Go through the material below and copy each line where the word "JSON" appears.

┌────────

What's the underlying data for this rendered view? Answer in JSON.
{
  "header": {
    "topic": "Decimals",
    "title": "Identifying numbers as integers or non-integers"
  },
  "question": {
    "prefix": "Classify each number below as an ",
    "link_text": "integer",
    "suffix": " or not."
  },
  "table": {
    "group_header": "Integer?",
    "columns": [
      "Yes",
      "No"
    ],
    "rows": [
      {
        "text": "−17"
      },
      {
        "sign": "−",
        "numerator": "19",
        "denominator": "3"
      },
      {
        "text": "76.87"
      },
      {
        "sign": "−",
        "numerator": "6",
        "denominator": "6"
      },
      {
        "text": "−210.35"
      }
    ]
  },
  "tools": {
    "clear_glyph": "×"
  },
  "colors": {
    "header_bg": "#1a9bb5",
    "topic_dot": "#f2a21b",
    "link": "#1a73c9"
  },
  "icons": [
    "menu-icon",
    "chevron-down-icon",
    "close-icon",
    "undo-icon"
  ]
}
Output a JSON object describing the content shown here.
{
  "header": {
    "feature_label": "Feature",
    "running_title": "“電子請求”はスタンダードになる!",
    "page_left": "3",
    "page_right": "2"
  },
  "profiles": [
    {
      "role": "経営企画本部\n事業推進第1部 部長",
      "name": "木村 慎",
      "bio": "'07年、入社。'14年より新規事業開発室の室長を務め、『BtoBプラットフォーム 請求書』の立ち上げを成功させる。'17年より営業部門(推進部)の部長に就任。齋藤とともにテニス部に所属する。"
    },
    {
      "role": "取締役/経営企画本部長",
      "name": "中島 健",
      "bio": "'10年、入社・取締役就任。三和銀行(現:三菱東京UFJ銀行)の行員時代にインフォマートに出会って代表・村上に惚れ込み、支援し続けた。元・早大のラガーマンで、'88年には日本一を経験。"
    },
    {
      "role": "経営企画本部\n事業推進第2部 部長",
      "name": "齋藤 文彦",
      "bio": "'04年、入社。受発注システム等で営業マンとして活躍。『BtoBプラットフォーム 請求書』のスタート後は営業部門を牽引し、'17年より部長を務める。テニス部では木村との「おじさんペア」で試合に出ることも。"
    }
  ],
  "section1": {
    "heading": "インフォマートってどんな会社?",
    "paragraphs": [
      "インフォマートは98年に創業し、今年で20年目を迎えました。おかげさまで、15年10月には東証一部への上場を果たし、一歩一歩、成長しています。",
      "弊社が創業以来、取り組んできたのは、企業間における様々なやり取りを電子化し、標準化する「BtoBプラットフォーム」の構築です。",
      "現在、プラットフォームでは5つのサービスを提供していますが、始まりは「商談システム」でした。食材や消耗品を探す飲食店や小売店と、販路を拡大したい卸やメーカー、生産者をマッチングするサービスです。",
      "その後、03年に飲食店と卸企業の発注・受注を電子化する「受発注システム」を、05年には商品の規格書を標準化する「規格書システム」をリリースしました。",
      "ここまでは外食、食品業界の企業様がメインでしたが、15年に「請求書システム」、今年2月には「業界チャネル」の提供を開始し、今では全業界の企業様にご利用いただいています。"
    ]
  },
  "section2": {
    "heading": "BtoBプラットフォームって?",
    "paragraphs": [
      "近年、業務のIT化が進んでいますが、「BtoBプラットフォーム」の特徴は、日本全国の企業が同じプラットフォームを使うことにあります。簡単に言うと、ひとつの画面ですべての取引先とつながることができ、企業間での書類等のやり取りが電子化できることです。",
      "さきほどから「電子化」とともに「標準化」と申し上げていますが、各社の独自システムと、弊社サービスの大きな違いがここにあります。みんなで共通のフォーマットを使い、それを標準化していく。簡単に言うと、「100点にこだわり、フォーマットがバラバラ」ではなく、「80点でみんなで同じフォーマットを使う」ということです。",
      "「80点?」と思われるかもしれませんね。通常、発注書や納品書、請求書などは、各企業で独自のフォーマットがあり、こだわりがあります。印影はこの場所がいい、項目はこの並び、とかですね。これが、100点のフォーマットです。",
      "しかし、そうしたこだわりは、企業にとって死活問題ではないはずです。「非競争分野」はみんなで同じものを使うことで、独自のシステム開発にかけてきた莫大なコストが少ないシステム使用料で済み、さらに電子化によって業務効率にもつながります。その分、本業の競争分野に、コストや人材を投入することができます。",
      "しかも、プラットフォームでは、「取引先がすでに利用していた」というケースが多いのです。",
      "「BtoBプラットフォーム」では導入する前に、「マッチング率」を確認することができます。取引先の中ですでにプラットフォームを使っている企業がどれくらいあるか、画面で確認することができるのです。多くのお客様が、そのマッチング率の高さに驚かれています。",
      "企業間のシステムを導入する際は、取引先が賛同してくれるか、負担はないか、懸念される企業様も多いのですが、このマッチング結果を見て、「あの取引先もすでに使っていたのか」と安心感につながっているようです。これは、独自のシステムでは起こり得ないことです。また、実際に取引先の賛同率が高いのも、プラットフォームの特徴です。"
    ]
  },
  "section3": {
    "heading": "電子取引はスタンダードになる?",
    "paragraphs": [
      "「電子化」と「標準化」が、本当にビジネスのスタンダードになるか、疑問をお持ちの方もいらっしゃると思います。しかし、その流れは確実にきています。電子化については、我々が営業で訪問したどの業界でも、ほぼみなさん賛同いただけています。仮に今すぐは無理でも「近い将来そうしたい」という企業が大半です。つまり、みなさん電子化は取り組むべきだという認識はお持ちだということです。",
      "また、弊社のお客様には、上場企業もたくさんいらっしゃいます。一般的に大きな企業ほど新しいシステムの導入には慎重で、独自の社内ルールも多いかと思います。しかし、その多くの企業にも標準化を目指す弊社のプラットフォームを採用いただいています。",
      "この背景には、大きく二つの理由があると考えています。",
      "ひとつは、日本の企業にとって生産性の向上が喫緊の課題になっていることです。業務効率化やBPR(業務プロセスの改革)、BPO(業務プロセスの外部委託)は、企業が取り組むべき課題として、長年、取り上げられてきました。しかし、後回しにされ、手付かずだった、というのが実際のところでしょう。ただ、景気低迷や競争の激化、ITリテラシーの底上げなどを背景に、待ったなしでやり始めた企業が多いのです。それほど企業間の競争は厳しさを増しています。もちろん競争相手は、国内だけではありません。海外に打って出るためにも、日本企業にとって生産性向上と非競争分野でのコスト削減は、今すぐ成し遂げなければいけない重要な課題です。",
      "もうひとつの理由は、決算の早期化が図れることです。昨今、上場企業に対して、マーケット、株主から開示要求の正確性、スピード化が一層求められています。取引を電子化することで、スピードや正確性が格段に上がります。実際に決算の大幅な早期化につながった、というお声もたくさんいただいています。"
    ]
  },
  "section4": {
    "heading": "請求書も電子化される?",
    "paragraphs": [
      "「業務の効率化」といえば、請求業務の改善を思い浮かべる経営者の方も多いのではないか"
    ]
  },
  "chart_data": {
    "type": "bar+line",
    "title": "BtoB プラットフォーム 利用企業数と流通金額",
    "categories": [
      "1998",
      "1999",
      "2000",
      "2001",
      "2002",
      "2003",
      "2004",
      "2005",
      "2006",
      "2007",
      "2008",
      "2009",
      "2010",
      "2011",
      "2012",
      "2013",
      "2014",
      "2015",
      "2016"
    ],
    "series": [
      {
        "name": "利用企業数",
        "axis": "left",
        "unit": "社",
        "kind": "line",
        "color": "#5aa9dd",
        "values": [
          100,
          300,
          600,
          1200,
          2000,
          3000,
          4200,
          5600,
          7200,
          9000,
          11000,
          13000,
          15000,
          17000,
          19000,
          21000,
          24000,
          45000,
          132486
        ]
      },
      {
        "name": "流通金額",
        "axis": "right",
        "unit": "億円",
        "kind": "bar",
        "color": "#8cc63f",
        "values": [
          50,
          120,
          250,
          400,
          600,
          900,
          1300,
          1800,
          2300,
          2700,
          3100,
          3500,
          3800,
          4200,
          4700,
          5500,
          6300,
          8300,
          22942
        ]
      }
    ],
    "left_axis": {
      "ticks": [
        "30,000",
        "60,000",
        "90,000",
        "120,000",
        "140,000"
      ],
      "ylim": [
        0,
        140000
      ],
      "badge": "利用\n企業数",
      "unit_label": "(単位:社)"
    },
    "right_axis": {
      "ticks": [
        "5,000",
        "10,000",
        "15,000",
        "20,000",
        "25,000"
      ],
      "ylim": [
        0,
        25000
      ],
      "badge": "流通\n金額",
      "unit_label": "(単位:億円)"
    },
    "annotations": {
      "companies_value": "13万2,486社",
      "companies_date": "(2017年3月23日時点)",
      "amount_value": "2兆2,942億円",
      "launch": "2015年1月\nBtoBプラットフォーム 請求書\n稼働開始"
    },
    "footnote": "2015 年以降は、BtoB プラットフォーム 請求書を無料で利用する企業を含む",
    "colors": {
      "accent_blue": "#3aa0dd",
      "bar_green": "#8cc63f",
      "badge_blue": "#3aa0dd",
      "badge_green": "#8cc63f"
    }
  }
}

└────────

▸ **EXERCISE OUTPUT**
What's the underlying data for this rendered view? Answer in JSON.
Output a JSON object describing the content shown here.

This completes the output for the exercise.